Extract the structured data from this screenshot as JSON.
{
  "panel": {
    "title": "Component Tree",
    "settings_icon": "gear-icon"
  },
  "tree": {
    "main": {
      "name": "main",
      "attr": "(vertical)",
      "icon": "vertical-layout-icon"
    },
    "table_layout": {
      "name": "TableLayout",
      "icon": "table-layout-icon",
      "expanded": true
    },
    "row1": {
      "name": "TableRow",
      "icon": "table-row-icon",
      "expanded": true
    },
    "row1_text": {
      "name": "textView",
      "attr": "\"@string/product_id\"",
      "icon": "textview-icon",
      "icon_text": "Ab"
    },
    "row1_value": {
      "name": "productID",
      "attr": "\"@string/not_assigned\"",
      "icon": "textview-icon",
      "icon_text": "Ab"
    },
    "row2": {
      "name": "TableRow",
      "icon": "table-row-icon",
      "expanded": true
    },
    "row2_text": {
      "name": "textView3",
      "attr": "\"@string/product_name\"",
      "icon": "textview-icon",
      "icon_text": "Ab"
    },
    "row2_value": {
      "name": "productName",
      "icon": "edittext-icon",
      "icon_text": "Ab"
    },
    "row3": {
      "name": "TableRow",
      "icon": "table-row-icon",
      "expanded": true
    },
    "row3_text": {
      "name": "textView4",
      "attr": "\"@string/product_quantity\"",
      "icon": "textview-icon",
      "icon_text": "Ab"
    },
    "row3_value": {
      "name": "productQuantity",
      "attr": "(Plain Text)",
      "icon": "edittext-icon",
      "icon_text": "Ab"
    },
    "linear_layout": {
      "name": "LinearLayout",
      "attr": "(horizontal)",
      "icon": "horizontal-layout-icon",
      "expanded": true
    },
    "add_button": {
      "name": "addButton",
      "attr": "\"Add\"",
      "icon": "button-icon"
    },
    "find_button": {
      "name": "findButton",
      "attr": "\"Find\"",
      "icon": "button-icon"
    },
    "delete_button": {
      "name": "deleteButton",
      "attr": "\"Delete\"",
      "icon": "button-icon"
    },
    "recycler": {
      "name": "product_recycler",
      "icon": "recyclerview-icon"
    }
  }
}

○ ○ ○ ○ ○

What is asked: Count the lines of the material that include the word "vertical", then state only the total.

Response to this exercise: 2